● **WORK REQUIRED**: Scan the data for "ylabel" and copy the lines it appears in.

● **Excerpts from a figure dataset**:
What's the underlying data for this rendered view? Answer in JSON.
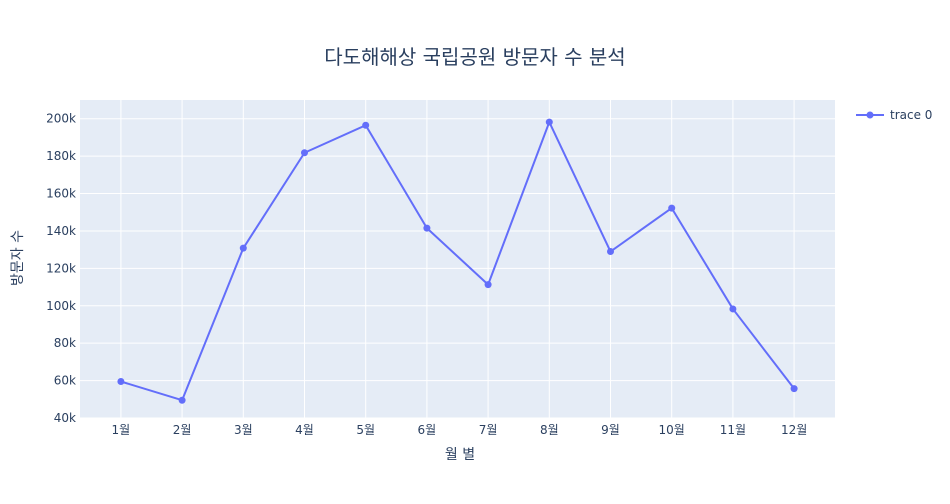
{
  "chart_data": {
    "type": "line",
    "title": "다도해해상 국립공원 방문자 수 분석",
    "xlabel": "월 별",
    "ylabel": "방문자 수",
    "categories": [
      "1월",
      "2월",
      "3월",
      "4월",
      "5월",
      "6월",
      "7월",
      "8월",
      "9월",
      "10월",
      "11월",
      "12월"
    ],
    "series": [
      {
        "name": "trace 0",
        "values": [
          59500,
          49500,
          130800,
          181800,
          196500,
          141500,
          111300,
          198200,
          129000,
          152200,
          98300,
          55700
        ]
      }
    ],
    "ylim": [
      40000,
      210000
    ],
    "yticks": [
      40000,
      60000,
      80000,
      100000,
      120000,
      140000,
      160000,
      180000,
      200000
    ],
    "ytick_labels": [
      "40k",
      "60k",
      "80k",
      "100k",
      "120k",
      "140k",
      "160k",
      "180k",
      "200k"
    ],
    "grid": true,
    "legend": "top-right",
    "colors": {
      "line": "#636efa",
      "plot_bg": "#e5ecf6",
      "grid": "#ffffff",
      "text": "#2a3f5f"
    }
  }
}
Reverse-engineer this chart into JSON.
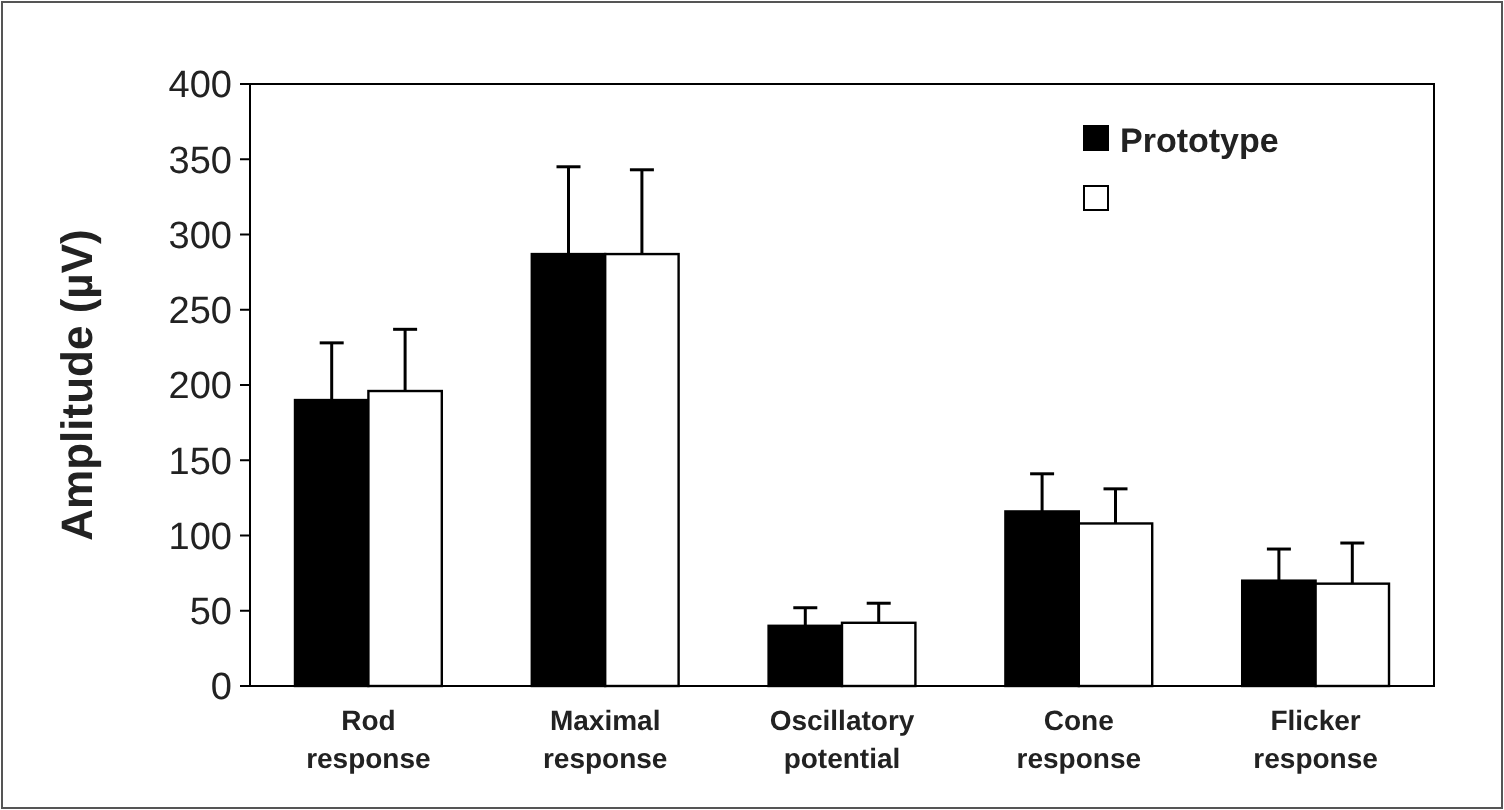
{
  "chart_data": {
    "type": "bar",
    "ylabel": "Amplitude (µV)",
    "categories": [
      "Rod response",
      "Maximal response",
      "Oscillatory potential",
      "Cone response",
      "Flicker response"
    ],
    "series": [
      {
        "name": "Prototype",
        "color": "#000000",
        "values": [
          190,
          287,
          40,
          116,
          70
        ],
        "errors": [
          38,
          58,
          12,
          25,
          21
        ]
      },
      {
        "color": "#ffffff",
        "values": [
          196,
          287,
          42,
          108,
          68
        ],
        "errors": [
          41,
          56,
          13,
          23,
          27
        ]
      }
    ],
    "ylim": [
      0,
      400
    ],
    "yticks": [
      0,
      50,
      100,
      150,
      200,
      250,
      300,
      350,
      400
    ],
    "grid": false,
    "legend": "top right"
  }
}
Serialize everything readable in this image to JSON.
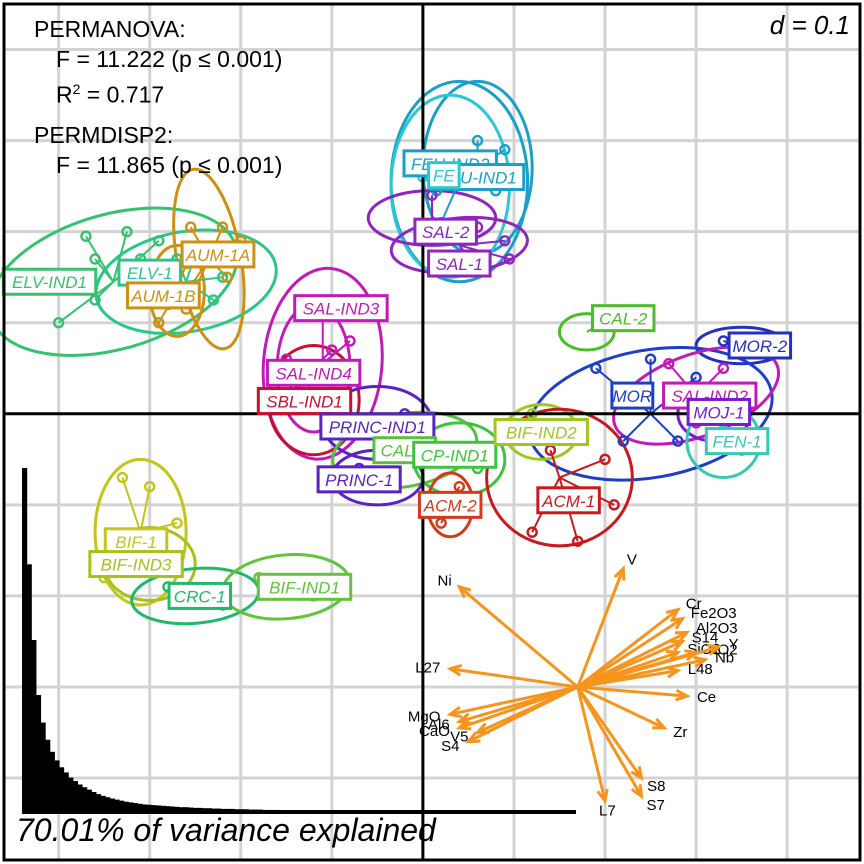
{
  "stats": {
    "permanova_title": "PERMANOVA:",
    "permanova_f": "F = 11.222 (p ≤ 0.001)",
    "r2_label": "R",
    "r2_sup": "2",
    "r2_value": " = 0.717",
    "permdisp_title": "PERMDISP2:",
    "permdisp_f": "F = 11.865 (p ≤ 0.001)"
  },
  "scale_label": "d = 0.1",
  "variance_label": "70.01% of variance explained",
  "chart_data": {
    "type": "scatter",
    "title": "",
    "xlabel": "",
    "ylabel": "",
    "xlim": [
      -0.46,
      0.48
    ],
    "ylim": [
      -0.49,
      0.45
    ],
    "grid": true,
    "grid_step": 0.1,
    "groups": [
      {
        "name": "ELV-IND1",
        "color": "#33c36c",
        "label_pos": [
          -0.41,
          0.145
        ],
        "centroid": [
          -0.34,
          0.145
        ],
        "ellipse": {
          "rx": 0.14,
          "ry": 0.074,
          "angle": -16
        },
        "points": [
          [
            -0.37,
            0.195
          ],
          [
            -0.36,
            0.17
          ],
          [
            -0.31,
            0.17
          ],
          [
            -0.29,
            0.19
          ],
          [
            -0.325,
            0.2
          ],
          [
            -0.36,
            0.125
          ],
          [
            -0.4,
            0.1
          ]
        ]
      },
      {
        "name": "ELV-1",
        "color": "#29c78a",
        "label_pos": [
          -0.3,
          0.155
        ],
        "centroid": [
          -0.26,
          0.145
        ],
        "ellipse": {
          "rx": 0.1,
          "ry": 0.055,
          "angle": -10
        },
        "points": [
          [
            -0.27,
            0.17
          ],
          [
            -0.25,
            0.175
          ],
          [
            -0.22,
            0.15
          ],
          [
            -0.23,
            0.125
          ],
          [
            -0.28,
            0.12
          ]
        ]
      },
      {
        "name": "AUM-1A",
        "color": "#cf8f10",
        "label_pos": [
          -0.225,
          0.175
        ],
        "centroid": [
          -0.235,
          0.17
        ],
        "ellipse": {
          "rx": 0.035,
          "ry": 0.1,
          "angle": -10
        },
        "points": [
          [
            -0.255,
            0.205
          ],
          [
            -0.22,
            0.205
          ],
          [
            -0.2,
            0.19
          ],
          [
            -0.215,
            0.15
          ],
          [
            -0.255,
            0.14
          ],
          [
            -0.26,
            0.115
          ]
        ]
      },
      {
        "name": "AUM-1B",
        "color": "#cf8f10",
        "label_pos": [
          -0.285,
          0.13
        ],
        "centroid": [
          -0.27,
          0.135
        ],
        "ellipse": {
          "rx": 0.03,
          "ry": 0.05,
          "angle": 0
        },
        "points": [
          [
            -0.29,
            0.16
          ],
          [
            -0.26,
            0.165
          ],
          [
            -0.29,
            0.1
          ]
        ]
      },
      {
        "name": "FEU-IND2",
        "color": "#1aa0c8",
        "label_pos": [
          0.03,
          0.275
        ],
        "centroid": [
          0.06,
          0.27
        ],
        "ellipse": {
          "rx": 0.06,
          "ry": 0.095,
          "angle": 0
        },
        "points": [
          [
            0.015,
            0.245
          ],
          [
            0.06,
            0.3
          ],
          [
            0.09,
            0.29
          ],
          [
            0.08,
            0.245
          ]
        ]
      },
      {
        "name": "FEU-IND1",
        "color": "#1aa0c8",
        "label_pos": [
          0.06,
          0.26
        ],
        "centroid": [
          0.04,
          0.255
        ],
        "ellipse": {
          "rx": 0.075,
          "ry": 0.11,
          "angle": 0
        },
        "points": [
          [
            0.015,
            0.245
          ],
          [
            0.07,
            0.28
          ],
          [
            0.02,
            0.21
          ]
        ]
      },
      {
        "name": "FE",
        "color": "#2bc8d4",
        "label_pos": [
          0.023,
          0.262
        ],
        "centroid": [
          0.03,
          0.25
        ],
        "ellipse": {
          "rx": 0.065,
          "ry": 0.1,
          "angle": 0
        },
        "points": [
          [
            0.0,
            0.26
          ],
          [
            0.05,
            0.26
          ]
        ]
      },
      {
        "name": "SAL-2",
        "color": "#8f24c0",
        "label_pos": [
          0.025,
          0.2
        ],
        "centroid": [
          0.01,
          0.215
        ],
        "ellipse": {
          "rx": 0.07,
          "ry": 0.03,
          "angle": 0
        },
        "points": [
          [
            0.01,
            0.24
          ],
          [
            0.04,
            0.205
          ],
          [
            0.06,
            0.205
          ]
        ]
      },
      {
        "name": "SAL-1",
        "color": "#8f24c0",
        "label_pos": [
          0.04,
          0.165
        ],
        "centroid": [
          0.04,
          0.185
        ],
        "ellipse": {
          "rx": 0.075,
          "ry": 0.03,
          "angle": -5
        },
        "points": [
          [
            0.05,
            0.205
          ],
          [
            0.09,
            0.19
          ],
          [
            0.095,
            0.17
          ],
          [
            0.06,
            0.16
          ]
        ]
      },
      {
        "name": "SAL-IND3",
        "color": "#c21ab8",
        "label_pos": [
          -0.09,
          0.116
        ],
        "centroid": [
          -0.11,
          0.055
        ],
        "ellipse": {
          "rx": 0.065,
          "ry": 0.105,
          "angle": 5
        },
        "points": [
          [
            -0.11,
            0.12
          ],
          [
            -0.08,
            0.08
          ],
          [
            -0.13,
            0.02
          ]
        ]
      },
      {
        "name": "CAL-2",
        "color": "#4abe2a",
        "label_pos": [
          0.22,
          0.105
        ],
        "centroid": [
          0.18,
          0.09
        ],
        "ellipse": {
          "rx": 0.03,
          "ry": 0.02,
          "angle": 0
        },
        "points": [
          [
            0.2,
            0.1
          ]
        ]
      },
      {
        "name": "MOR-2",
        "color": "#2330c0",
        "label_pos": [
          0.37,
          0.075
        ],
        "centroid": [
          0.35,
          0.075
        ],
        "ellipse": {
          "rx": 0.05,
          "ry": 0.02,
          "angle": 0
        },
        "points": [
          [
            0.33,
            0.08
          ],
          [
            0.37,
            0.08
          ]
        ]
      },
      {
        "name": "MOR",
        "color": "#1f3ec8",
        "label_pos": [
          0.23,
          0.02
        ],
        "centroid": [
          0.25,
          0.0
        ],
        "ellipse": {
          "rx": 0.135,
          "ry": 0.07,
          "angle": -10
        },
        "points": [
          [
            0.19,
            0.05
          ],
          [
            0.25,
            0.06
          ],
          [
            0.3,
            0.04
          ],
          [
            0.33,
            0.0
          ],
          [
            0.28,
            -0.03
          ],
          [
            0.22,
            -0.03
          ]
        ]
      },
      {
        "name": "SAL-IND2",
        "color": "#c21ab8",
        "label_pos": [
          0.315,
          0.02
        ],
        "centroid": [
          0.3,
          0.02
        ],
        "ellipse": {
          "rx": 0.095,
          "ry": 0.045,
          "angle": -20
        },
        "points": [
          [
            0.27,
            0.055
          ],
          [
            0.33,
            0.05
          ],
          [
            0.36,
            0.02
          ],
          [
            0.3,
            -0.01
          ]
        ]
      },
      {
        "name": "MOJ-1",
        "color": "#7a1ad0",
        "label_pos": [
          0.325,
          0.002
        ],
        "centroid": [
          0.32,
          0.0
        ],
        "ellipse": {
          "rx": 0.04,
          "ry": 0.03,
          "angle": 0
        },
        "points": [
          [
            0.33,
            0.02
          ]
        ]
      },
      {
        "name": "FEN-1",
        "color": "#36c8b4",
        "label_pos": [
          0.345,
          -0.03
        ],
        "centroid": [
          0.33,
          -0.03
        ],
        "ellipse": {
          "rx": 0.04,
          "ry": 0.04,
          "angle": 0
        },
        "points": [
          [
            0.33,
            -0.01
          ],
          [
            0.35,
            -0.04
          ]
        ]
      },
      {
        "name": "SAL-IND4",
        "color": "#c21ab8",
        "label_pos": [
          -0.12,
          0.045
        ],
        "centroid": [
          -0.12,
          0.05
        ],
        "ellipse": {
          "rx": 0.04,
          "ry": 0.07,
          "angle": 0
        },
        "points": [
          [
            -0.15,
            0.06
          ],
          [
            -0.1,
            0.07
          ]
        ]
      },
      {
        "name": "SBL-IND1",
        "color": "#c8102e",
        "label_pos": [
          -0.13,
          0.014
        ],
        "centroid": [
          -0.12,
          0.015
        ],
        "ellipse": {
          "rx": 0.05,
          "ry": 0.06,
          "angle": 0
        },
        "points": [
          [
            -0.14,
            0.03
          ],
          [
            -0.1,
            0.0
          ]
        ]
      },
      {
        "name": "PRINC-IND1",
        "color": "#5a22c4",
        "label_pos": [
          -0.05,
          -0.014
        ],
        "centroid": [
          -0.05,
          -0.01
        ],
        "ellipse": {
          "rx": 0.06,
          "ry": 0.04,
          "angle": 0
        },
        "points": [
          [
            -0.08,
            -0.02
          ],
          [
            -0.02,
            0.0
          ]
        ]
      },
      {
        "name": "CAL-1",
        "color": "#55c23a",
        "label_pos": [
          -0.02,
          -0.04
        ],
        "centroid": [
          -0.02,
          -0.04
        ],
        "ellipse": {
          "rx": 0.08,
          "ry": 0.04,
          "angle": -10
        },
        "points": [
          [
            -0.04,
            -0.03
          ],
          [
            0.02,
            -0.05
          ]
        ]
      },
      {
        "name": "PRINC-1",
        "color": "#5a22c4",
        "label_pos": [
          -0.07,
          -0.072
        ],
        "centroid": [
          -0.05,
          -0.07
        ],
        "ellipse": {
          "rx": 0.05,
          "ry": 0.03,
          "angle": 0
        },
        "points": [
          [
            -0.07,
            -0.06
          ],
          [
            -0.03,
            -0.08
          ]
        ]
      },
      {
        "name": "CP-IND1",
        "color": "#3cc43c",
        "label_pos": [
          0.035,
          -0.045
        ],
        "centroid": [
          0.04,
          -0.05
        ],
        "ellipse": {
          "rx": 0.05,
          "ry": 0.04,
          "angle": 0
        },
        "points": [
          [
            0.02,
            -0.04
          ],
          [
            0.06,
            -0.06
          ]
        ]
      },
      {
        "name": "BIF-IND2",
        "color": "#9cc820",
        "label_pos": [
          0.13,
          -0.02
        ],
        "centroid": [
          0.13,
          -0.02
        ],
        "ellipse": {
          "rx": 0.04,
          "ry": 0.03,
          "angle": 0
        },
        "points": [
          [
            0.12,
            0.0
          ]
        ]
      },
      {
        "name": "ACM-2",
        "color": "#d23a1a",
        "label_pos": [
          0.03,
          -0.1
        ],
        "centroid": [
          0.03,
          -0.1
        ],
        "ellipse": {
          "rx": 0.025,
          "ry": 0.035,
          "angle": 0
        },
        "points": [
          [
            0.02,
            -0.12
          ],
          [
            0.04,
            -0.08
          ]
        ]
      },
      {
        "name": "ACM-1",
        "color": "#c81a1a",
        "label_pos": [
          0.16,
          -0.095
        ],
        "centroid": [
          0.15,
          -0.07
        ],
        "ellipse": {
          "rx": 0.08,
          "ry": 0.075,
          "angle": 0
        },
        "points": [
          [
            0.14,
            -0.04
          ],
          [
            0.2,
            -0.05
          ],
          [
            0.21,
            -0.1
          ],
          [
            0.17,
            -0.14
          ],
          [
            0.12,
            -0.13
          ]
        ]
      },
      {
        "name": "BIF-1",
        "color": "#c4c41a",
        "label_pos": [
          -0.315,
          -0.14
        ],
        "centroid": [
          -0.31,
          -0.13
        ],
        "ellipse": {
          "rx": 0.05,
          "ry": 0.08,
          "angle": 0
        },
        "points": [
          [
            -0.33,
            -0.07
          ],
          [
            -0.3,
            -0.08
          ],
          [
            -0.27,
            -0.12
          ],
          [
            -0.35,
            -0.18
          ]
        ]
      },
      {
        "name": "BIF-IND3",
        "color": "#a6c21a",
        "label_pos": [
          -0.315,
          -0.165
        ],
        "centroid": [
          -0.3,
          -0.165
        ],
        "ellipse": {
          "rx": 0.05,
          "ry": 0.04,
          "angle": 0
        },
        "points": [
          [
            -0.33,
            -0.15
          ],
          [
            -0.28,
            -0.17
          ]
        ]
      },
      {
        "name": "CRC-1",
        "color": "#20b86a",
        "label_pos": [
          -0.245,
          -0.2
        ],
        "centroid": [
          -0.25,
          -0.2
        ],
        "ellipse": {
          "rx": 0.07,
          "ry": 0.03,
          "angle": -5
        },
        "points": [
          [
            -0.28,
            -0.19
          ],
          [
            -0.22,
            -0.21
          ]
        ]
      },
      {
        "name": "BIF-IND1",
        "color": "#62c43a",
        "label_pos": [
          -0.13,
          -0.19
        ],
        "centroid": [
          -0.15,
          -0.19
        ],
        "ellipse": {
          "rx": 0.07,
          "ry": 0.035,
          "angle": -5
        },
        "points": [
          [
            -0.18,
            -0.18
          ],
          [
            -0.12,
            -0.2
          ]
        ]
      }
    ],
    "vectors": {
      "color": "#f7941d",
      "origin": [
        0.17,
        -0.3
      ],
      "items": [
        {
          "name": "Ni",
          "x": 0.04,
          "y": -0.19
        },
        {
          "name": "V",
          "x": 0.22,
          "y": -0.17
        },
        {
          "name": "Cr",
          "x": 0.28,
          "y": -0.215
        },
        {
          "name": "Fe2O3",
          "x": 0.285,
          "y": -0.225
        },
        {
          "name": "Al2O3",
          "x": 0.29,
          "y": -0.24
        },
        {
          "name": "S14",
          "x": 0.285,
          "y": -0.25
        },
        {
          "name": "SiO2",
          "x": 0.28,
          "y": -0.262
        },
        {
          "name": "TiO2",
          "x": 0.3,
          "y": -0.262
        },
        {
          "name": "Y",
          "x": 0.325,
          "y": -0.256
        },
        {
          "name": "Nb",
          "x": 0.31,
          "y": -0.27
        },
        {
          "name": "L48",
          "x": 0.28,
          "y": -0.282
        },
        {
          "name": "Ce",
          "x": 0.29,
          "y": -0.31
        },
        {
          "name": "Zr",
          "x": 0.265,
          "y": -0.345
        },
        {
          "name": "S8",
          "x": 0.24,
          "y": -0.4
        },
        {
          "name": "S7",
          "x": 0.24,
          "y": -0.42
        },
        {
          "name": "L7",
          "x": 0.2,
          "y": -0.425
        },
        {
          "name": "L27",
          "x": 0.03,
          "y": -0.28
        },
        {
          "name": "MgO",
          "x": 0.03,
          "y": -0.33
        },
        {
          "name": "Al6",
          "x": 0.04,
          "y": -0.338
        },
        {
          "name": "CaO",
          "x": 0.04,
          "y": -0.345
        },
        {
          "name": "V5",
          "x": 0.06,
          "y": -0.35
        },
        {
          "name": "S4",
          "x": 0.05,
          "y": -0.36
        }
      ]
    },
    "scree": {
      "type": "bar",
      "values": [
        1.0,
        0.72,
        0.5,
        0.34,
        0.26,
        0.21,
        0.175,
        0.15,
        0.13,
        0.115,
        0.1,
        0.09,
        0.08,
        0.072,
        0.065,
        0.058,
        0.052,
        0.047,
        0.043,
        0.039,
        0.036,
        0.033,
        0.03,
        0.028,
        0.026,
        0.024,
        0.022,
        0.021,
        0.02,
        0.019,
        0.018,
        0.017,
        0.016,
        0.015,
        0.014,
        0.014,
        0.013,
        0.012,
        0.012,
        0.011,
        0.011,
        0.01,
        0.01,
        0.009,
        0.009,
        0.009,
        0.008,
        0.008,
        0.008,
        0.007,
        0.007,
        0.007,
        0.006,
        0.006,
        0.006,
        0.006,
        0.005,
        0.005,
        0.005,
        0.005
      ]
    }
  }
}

● **TASK SOLUTION**:
    "ylabel": "방문자 수",
    "ylabel": "Amplitude (µV)",
    "ylabel": "",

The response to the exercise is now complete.